(Data excerpts)
####################

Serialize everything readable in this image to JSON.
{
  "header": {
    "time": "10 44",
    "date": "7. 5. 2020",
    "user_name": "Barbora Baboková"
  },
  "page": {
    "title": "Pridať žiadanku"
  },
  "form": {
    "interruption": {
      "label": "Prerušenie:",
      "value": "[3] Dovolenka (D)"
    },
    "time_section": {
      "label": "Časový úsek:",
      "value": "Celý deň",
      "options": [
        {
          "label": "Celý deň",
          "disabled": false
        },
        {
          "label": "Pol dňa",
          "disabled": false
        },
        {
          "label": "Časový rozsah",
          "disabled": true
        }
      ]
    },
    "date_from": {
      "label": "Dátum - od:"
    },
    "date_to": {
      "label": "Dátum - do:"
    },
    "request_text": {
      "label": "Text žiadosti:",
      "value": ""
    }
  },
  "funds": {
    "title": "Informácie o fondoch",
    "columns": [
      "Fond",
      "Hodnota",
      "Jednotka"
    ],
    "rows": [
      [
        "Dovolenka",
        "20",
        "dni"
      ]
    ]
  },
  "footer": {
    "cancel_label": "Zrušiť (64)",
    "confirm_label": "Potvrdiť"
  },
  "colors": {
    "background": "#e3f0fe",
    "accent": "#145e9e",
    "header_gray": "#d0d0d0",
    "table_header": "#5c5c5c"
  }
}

####################

== WHAT YOU NEED TO DO ==
Find each line with the string "value" and copy it out.

== RESULT BELOW ==
      "value": "[3] Dovolenka (D)"
      "value": "Celý deň",
      "value": ""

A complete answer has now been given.